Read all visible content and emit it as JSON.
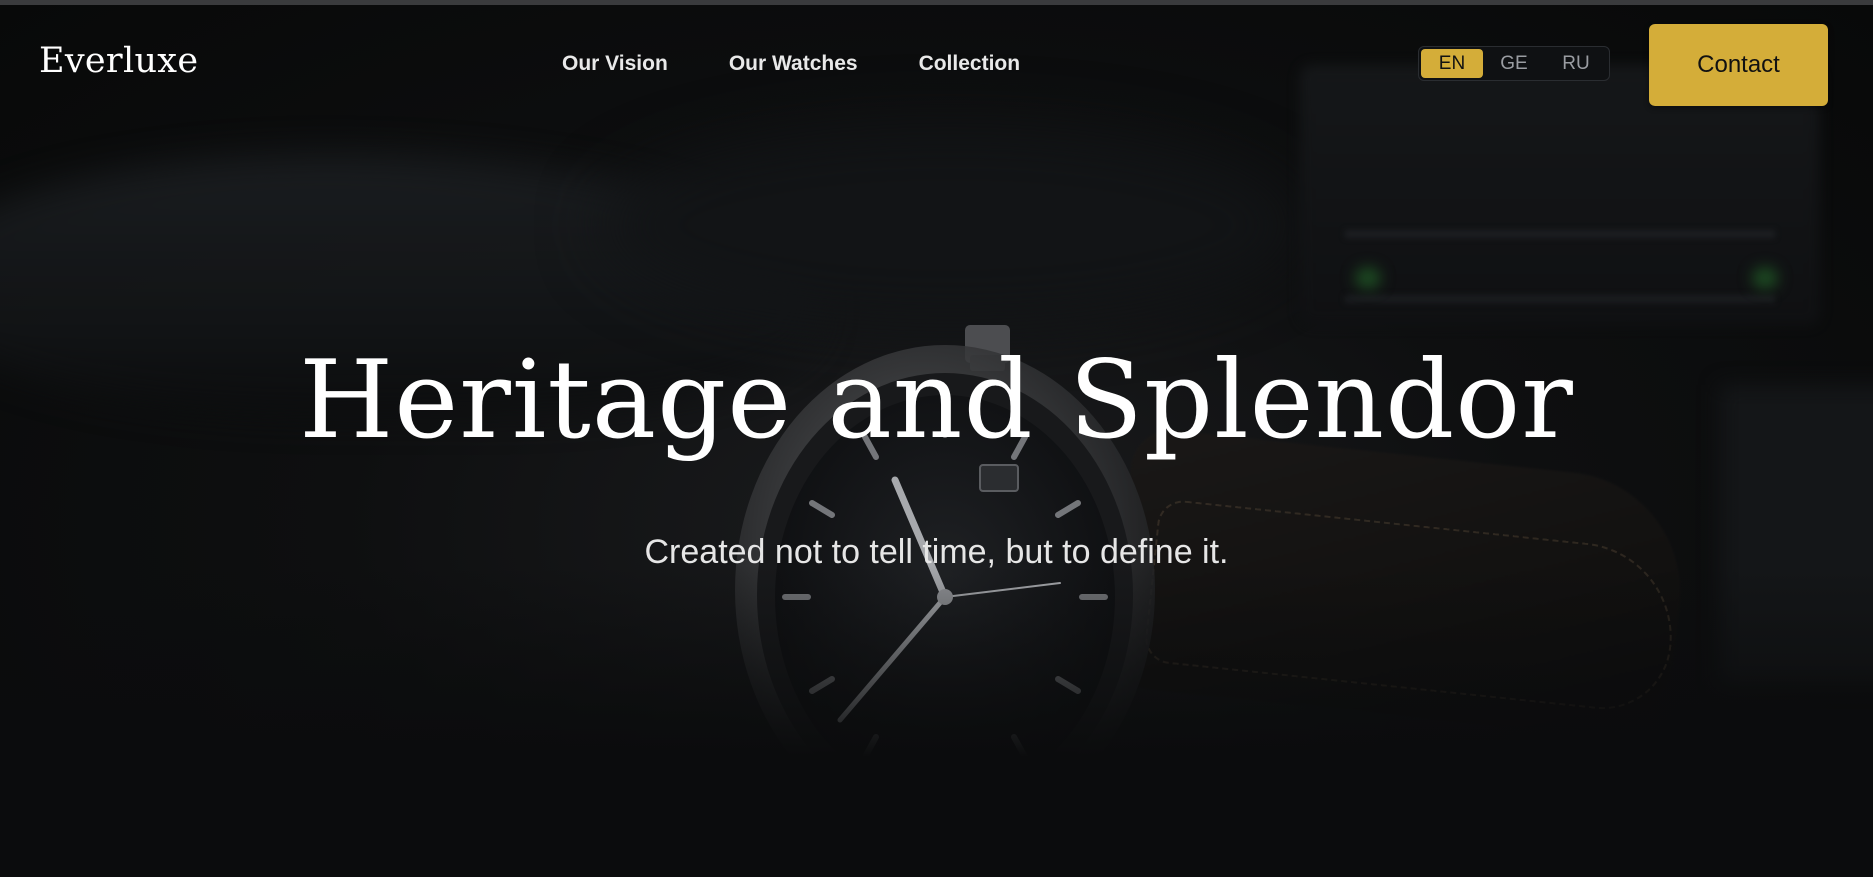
{
  "brand": {
    "logo_text": "Everluxe"
  },
  "nav": {
    "links": [
      {
        "label": "Our Vision"
      },
      {
        "label": "Our Watches"
      },
      {
        "label": "Collection"
      }
    ]
  },
  "language_switcher": {
    "options": [
      "EN",
      "GE",
      "RU"
    ],
    "selected": "EN"
  },
  "contact_button": {
    "label": "Contact"
  },
  "hero": {
    "title": "Heritage and Splendor",
    "subtitle": "Created not to tell time, but to define it."
  },
  "colors": {
    "accent": "#d4ad39",
    "background": "#0a0b0c",
    "text": "#ffffff"
  }
}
+===+
- [What is needed]
Give the data above again in full and unchanged, skipping the pictures.

- [Written answer]
Read all visible content and emit it as JSON.
{
  "brand": {
    "logo_text": "Everluxe"
  },
  "nav": {
    "links": [
      {
        "label": "Our Vision"
      },
      {
        "label": "Our Watches"
      },
      {
        "label": "Collection"
      }
    ]
  },
  "language_switcher": {
    "options": [
      "EN",
      "GE",
      "RU"
    ],
    "selected": "EN"
  },
  "contact_button": {
    "label": "Contact"
  },
  "hero": {
    "title": "Heritage and Splendor",
    "subtitle": "Created not to tell time, but to define it."
  },
  "colors": {
    "accent": "#d4ad39",
    "background": "#0a0b0c",
    "text": "#ffffff"
  }
}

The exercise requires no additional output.